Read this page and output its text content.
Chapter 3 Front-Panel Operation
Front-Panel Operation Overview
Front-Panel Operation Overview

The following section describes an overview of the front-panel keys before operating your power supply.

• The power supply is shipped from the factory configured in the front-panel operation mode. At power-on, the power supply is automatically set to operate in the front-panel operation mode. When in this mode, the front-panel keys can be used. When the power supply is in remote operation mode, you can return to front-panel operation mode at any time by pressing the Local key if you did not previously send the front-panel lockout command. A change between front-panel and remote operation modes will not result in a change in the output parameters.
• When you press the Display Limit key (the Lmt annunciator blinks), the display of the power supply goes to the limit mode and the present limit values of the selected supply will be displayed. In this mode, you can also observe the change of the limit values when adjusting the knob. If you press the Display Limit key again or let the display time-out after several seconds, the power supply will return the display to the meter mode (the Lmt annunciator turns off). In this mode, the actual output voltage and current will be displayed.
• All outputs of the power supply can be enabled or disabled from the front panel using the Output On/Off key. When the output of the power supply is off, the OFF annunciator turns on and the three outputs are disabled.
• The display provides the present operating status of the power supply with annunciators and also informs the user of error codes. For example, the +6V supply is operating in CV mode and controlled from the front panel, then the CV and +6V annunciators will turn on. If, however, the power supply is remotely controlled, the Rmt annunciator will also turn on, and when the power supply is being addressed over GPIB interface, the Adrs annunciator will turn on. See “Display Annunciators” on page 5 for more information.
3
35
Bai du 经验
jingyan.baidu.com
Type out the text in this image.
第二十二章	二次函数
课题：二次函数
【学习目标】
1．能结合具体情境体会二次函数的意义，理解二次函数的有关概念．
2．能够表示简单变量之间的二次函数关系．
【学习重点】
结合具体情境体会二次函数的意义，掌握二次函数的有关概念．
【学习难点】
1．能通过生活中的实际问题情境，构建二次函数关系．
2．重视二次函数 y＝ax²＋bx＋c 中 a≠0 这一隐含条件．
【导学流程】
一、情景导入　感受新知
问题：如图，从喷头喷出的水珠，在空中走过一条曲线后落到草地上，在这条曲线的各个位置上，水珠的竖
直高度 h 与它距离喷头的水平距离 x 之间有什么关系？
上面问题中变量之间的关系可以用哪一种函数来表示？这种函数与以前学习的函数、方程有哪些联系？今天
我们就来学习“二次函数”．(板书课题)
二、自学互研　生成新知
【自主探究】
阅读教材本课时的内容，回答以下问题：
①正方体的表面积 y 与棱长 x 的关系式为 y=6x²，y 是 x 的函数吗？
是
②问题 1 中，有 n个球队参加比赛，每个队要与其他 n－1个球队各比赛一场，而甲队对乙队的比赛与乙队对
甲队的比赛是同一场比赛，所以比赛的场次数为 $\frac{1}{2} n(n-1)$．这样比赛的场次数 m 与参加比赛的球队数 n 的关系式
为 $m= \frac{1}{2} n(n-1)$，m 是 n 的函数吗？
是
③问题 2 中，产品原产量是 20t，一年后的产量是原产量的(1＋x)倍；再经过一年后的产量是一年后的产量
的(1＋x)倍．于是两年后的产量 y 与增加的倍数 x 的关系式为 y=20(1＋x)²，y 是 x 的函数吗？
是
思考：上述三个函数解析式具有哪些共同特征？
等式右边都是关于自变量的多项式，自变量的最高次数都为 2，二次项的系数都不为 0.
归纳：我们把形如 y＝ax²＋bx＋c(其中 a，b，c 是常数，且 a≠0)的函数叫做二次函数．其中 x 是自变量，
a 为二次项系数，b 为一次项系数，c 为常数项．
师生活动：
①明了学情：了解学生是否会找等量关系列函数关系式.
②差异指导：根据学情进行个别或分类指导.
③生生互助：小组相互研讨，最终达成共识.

---------------

EXERCISE DIRECTIONS
From the material above, copy each line that includes the word "的函数吗".

EXERCISE RESPONSE
①正方体的表面积 y 与棱长 x 的关系式为 y=6x²，y 是 x 的函数吗？
为 $m= \frac{1}{2} n(n-1)$，m 是 n 的函数吗？
的(1＋x)倍．于是两年后的产量 y 与增加的倍数 x 的关系式为 y=20(1＋x)²，y 是 x 的函数吗？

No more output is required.